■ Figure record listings

◇ ◇ ◇ ◇

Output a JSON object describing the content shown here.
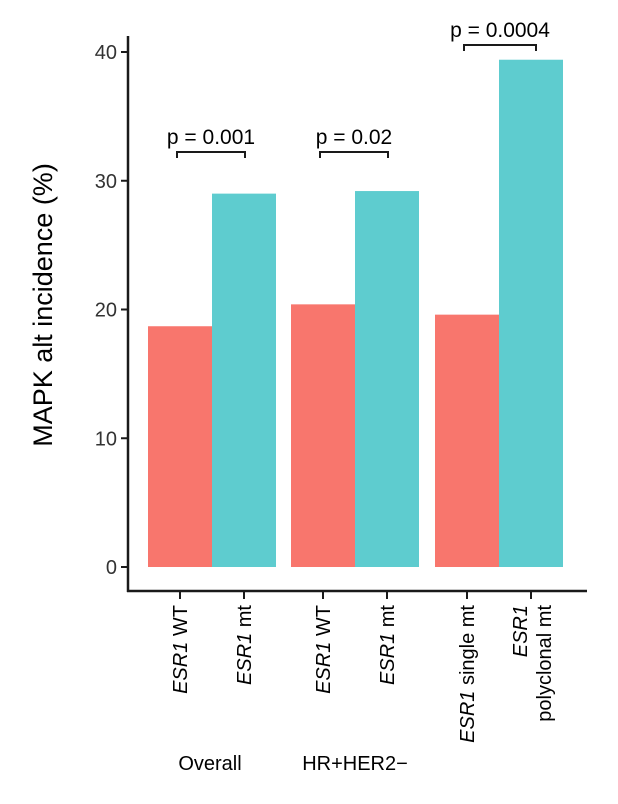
{
  "chart_data": {
    "type": "bar",
    "ylabel": "MAPK alt incidence (%)",
    "ylim": [
      0,
      40
    ],
    "yticks": [
      "0",
      "10",
      "20",
      "30",
      "40"
    ],
    "grid": false,
    "categories": [
      {
        "gene": "ESR1",
        "suffix": " WT",
        "line2": ""
      },
      {
        "gene": "ESR1",
        "suffix": " mt",
        "line2": ""
      },
      {
        "gene": "ESR1",
        "suffix": " WT",
        "line2": ""
      },
      {
        "gene": "ESR1",
        "suffix": " mt",
        "line2": ""
      },
      {
        "gene": "ESR1",
        "suffix": " single mt",
        "line2": ""
      },
      {
        "gene": "ESR1",
        "suffix": "",
        "line2": "polyclonal mt"
      }
    ],
    "values": [
      18.7,
      29.0,
      20.4,
      29.2,
      19.6,
      39.4
    ],
    "bar_colors": [
      "#F8766D",
      "#5ECCCF",
      "#F8766D",
      "#5ECCCF",
      "#F8766D",
      "#5ECCCF"
    ],
    "groups": [
      "Overall",
      "HR+HER2−",
      ""
    ],
    "comparisons": [
      "p = 0.001",
      "p = 0.02",
      "p = 0.0004"
    ]
  }
}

◇ ◇ ◇ ◇

■ Task instructions
Reproduce the material word for word, minus the images.

■ Full solution
Output a JSON object describing the content shown here.
{
  "chart_data": {
    "type": "bar",
    "ylabel": "MAPK alt incidence (%)",
    "ylim": [
      0,
      40
    ],
    "yticks": [
      "0",
      "10",
      "20",
      "30",
      "40"
    ],
    "grid": false,
    "categories": [
      {
        "gene": "ESR1",
        "suffix": " WT",
        "line2": ""
      },
      {
        "gene": "ESR1",
        "suffix": " mt",
        "line2": ""
      },
      {
        "gene": "ESR1",
        "suffix": " WT",
        "line2": ""
      },
      {
        "gene": "ESR1",
        "suffix": " mt",
        "line2": ""
      },
      {
        "gene": "ESR1",
        "suffix": " single mt",
        "line2": ""
      },
      {
        "gene": "ESR1",
        "suffix": "",
        "line2": "polyclonal mt"
      }
    ],
    "values": [
      18.7,
      29.0,
      20.4,
      29.2,
      19.6,
      39.4
    ],
    "bar_colors": [
      "#F8766D",
      "#5ECCCF",
      "#F8766D",
      "#5ECCCF",
      "#F8766D",
      "#5ECCCF"
    ],
    "groups": [
      "Overall",
      "HR+HER2−",
      ""
    ],
    "comparisons": [
      "p = 0.001",
      "p = 0.02",
      "p = 0.0004"
    ]
  }
}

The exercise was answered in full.